Figure collection entries
- - -
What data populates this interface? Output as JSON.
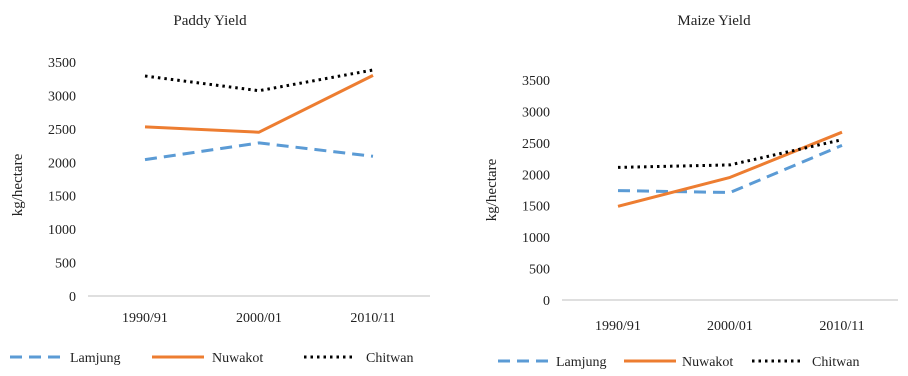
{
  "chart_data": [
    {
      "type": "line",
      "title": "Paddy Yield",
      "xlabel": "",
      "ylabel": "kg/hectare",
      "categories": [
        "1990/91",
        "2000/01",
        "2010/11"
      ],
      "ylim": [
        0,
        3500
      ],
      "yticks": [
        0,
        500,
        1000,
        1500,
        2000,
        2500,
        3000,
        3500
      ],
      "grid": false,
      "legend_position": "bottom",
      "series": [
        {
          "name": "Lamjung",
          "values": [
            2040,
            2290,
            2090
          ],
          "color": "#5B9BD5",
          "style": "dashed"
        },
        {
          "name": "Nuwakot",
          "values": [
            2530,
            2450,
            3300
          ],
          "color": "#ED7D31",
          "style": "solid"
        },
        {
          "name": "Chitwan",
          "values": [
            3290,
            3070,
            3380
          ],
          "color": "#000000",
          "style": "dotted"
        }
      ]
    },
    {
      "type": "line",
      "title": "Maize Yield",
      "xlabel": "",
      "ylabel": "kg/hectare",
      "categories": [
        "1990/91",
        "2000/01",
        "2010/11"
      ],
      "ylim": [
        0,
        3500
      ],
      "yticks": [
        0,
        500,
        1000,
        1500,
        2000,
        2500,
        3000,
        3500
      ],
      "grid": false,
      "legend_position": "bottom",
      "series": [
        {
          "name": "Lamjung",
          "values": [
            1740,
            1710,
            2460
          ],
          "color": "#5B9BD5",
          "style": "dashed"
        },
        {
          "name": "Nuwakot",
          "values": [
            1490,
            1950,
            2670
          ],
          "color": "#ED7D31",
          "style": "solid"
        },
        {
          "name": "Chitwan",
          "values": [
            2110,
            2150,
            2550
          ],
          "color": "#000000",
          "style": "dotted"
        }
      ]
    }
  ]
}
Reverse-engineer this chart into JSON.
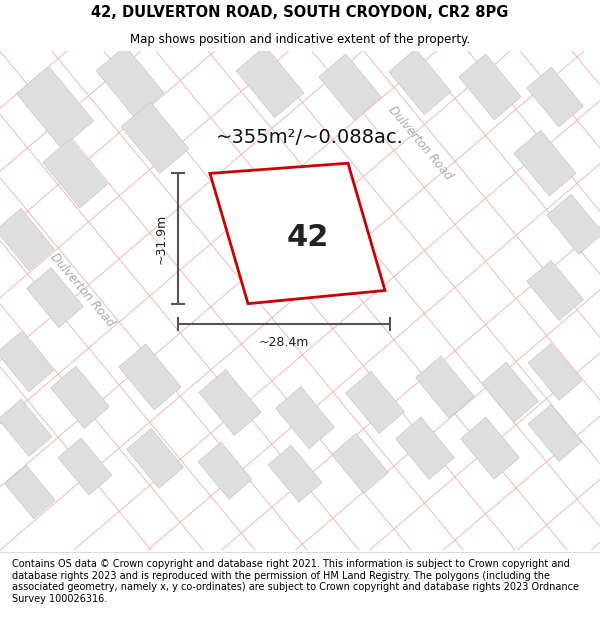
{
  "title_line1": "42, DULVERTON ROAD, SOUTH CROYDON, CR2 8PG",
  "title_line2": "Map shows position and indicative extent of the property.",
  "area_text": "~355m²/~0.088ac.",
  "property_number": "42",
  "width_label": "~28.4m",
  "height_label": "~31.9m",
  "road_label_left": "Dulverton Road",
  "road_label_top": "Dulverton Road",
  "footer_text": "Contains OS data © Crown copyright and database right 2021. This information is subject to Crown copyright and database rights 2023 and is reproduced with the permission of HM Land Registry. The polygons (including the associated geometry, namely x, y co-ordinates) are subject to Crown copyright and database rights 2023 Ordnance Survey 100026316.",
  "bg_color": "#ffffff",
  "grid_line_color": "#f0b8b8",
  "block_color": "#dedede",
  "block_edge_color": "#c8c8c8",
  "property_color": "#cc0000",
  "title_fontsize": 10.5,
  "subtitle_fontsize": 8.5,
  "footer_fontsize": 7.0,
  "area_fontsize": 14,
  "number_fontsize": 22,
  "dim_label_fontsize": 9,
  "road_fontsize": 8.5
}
- - -
DIRECTIONS FOR THIS TASK. Retype verbatim only the lines beginning with the line that contains "Reverse-engineer this chart into JSON." and ending with the last line of the listing above; pictures are to be excluded.

FINAL RESULT.
Reverse-engineer this chart into JSON.
{
  "title_line1": "42, DULVERTON ROAD, SOUTH CROYDON, CR2 8PG",
  "title_line2": "Map shows position and indicative extent of the property.",
  "area_text": "~355m²/~0.088ac.",
  "property_number": "42",
  "width_label": "~28.4m",
  "height_label": "~31.9m",
  "road_label_left": "Dulverton Road",
  "road_label_top": "Dulverton Road",
  "footer_text": "Contains OS data © Crown copyright and database right 2021. This information is subject to Crown copyright and database rights 2023 and is reproduced with the permission of HM Land Registry. The polygons (including the associated geometry, namely x, y co-ordinates) are subject to Crown copyright and database rights 2023 Ordnance Survey 100026316.",
  "bg_color": "#ffffff",
  "grid_line_color": "#f0b8b8",
  "block_color": "#dedede",
  "block_edge_color": "#c8c8c8",
  "property_color": "#cc0000",
  "title_fontsize": 10.5,
  "subtitle_fontsize": 8.5,
  "footer_fontsize": 7.0,
  "area_fontsize": 14,
  "number_fontsize": 22,
  "dim_label_fontsize": 9,
  "road_fontsize": 8.5
}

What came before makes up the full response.